■ REQUIREMENT ■
What is the number of lines that include the word "date"? Provide only that figure.

■ Data listing ■
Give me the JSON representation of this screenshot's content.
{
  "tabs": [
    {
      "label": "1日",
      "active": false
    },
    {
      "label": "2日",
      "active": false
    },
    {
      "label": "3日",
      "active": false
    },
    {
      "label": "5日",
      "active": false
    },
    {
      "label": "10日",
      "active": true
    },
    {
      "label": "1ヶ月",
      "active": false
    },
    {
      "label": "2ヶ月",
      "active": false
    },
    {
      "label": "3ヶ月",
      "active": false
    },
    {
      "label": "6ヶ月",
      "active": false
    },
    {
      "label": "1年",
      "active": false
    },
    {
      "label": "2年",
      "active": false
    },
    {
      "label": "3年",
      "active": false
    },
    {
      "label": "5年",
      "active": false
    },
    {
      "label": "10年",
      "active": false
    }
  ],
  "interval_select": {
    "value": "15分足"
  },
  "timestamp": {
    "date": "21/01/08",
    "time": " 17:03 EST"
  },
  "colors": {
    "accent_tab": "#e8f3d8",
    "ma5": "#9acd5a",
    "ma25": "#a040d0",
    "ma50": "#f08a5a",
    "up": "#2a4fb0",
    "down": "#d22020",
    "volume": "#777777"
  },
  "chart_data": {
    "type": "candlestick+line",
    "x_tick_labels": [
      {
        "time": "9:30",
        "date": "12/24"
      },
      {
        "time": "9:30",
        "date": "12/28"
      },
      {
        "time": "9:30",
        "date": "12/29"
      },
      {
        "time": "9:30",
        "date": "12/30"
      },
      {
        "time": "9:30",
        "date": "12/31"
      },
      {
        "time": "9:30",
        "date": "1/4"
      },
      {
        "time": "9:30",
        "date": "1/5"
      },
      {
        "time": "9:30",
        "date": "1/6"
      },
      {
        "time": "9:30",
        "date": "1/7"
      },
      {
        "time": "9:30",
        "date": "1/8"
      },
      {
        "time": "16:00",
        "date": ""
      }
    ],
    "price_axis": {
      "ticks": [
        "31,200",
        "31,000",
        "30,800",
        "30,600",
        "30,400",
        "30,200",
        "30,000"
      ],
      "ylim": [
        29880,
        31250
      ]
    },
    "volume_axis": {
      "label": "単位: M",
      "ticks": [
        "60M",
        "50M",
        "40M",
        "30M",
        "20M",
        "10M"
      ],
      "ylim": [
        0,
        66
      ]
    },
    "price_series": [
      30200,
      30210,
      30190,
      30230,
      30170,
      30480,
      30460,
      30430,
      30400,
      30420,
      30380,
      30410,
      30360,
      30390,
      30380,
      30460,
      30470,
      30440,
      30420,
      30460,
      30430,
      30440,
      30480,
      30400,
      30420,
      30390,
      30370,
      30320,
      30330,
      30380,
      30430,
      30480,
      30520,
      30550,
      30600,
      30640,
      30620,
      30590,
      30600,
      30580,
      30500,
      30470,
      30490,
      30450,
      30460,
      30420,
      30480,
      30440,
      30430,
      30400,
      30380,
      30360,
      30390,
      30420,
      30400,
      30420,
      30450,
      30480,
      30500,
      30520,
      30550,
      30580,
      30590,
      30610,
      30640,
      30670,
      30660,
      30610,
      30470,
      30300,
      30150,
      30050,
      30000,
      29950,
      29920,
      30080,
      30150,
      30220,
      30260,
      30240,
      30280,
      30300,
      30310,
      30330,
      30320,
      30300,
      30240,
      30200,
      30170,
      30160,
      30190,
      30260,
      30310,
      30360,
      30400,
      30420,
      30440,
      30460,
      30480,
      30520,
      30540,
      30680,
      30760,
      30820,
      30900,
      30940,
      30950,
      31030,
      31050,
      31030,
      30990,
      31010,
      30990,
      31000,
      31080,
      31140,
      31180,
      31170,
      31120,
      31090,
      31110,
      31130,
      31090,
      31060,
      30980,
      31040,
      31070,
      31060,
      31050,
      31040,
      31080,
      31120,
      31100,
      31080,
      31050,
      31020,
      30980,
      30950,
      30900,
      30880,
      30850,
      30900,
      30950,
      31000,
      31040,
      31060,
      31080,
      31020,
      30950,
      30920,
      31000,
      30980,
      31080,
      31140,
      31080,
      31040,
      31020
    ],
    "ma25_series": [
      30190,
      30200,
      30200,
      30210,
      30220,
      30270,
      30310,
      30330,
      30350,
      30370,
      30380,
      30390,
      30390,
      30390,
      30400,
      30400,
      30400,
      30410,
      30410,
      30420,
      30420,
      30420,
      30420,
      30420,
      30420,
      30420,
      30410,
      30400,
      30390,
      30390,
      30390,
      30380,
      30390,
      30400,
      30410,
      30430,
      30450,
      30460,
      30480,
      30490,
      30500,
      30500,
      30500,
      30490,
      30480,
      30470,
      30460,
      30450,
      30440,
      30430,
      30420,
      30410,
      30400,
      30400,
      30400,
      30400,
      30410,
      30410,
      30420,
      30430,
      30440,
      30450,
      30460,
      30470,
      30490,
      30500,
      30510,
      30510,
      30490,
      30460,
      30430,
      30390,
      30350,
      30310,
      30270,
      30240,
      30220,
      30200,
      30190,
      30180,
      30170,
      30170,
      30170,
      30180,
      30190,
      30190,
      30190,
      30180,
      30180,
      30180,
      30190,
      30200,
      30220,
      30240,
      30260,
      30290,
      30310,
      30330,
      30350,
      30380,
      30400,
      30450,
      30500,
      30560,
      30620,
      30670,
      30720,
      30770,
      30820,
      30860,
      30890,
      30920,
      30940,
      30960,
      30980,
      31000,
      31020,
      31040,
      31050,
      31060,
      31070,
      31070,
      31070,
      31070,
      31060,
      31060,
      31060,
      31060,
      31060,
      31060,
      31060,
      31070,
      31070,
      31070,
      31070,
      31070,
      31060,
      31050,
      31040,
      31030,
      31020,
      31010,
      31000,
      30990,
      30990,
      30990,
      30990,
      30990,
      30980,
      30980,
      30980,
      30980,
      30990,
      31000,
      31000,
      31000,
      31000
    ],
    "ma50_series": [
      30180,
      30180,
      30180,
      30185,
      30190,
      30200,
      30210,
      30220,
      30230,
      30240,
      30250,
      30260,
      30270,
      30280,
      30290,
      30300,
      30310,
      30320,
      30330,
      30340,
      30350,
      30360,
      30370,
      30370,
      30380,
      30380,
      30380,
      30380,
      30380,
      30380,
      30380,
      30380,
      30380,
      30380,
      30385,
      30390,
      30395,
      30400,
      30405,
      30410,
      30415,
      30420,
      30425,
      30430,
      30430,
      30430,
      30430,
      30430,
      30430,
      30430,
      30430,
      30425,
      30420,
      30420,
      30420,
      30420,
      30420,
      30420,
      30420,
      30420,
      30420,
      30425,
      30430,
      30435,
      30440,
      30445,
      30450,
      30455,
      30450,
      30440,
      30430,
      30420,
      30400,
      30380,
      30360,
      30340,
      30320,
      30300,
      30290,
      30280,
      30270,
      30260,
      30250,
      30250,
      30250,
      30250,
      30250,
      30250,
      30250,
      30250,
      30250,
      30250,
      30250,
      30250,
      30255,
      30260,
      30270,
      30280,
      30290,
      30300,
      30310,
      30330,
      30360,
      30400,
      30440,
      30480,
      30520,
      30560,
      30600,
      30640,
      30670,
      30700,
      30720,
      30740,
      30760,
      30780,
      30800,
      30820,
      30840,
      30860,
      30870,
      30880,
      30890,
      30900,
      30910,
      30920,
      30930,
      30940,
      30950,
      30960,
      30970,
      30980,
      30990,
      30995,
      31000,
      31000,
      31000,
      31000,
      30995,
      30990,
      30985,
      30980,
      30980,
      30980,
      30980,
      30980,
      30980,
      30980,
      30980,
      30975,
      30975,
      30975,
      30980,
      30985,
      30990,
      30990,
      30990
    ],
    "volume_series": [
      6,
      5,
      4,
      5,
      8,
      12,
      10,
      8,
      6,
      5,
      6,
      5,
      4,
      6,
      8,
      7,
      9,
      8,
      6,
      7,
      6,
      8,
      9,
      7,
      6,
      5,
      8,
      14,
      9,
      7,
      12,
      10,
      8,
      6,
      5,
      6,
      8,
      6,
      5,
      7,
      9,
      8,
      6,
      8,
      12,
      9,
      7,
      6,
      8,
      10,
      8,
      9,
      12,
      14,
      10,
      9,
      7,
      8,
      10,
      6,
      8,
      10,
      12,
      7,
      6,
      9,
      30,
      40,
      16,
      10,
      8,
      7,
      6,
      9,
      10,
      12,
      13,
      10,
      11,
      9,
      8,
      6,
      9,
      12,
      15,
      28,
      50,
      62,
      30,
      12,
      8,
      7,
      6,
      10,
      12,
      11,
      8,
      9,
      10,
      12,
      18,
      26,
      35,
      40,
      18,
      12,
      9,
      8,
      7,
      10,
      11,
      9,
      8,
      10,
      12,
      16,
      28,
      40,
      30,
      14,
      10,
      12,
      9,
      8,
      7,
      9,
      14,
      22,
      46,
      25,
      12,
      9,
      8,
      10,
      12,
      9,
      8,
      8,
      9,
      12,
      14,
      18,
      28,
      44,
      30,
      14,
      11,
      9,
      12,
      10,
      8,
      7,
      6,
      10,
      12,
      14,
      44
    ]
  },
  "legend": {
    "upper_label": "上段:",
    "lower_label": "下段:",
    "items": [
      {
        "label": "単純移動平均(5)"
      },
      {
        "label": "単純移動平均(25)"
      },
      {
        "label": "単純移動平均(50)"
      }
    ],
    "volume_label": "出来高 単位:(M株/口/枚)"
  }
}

■ OUTPUT FOR THIS TASK ■
12